AIM OF THE TASK
Each line that contains the string "bewickeln" counts once; report how many such lines appear in the data, as a number only.

Stored records
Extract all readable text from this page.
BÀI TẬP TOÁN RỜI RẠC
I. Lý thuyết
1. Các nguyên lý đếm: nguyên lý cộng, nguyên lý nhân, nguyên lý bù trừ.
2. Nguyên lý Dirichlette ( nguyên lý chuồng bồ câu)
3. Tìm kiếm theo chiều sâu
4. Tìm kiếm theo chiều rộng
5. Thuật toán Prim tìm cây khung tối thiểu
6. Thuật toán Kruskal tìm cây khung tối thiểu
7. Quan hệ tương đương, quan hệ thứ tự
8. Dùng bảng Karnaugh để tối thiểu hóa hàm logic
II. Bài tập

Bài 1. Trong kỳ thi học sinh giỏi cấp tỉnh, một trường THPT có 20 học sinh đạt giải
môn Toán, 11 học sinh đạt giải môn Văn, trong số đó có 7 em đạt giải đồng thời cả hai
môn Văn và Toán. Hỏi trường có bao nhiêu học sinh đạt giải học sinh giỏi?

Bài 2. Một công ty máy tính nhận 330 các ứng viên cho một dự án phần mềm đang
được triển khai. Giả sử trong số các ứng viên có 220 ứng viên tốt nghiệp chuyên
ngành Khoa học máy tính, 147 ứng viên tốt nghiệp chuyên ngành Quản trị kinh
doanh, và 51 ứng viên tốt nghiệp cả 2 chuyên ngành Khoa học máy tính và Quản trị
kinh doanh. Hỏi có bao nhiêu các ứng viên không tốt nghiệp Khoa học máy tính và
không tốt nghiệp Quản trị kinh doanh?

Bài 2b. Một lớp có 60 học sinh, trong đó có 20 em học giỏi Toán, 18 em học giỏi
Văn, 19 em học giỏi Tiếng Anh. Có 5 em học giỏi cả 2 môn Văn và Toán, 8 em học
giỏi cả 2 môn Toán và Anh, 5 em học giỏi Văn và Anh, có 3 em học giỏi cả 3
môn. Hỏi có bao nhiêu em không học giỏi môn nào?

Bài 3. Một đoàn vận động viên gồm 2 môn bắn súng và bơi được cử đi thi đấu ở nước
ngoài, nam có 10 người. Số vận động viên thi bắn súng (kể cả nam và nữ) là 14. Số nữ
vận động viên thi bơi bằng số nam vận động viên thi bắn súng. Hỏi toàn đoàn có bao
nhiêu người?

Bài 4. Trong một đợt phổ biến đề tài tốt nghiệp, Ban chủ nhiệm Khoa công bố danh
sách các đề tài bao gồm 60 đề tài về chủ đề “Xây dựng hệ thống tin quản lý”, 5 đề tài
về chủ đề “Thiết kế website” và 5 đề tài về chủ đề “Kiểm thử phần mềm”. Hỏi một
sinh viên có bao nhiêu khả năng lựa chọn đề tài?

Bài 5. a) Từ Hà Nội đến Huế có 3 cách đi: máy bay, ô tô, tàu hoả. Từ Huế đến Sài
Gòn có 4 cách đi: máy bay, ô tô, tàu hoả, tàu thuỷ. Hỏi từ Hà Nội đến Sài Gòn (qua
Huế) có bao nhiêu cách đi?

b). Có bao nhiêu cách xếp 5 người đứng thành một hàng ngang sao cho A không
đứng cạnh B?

==

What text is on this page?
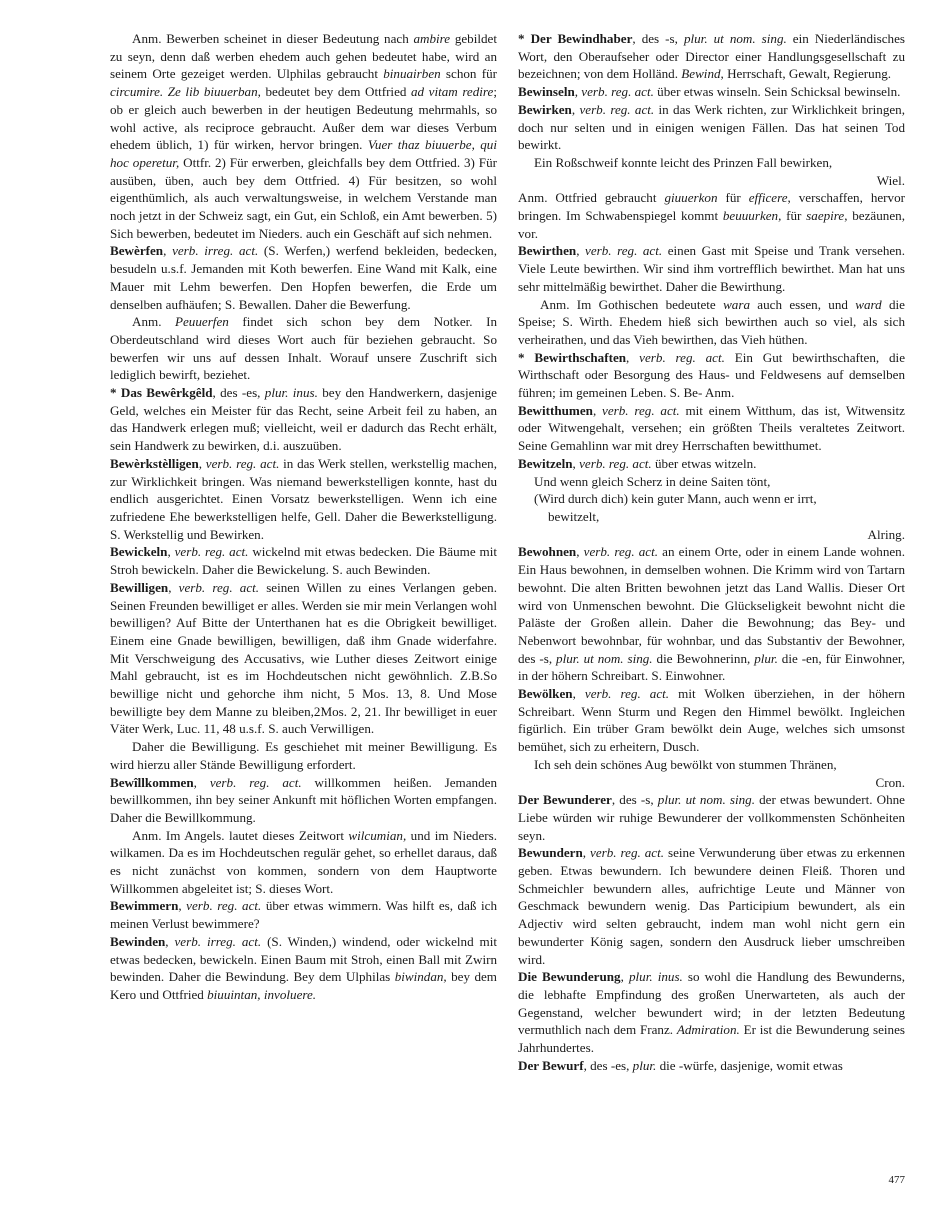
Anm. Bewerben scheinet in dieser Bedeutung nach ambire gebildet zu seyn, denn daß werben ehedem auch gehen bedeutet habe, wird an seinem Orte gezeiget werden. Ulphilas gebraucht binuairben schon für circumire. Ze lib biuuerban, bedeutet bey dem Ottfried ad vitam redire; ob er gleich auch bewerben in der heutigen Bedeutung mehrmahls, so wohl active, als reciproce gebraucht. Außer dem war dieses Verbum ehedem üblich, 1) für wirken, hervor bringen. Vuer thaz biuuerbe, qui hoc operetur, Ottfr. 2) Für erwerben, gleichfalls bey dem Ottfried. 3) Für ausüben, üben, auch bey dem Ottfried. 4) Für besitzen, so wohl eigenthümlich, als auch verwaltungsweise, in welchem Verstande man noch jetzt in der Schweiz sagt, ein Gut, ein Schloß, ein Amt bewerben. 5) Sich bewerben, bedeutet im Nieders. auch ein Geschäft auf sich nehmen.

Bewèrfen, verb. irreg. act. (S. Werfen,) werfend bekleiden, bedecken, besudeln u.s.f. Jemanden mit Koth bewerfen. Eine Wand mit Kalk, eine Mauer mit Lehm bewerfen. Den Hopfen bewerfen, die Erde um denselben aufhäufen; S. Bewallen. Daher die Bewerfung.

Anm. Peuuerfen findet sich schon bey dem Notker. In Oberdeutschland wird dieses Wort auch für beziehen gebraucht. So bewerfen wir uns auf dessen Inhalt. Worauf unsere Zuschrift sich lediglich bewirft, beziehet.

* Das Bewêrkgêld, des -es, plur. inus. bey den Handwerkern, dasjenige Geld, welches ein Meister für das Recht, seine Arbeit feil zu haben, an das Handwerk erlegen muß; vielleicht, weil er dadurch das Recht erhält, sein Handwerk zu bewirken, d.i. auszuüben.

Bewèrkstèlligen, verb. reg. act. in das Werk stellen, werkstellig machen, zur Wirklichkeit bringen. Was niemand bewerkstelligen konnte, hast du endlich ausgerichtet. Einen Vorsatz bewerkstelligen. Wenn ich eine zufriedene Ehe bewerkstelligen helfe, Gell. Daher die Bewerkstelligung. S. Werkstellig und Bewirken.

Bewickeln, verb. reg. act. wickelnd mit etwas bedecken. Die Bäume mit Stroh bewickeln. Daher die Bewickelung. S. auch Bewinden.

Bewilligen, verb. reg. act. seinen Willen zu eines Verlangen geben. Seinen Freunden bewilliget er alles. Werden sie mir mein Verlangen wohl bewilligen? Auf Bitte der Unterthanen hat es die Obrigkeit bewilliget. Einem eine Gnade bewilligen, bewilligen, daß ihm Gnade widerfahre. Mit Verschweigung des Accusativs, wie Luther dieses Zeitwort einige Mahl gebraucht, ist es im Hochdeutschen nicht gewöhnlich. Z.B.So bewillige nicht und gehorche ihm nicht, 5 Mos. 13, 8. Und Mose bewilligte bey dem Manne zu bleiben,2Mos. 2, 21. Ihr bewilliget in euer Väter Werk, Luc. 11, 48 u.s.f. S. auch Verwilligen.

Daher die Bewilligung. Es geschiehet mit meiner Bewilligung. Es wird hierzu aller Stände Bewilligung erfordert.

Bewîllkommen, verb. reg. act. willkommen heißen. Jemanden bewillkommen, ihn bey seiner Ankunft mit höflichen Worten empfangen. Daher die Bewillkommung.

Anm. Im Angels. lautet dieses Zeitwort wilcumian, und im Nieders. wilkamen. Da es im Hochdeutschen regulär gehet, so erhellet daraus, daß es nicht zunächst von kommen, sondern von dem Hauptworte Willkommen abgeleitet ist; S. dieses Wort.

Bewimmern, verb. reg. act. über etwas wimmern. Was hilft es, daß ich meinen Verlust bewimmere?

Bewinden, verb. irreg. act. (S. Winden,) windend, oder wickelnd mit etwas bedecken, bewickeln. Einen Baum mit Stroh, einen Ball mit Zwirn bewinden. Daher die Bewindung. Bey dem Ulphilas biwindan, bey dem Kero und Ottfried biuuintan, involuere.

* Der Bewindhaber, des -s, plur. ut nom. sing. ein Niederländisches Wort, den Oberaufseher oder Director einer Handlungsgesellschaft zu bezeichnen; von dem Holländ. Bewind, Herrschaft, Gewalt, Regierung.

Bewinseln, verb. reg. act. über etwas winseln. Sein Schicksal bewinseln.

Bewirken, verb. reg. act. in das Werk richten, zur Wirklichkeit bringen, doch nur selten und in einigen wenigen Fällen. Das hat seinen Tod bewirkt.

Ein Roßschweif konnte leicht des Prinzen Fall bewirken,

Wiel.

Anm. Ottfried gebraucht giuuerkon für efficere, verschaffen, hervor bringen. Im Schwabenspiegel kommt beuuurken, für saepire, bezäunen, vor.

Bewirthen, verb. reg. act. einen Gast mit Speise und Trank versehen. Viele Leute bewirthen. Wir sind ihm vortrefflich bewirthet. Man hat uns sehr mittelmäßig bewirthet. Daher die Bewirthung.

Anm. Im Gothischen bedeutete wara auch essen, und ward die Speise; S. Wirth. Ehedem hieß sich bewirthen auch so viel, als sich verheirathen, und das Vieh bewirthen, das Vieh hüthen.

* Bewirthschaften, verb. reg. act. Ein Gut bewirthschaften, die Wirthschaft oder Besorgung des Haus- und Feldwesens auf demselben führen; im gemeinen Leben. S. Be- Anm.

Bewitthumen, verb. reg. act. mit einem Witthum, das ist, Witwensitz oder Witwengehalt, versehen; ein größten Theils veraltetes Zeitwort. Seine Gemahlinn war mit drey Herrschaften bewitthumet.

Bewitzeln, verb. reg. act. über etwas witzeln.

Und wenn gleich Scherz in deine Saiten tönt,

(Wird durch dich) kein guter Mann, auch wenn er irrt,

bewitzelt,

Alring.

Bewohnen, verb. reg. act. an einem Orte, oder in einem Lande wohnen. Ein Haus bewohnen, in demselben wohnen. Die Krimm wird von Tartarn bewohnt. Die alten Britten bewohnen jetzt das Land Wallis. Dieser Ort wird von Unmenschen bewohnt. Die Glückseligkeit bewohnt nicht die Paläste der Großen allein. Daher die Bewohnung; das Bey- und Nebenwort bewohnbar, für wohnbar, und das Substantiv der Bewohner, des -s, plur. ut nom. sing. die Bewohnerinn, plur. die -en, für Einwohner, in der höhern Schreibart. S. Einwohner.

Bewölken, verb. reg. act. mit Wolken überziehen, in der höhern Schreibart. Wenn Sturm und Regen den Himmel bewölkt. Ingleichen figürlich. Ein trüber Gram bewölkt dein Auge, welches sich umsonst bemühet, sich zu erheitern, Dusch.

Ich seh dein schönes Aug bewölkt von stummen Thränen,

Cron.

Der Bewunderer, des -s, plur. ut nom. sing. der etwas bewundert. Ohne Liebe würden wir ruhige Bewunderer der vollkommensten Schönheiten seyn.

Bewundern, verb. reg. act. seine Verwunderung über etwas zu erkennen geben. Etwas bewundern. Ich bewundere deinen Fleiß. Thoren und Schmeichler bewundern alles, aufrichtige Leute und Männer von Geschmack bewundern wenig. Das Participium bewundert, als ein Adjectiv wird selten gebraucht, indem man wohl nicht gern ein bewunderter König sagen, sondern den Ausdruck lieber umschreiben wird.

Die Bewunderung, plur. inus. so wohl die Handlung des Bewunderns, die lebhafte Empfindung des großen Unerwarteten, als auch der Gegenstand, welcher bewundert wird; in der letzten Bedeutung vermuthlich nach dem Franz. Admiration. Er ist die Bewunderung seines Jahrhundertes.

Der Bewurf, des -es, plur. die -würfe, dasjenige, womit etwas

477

TASK ANSWER
2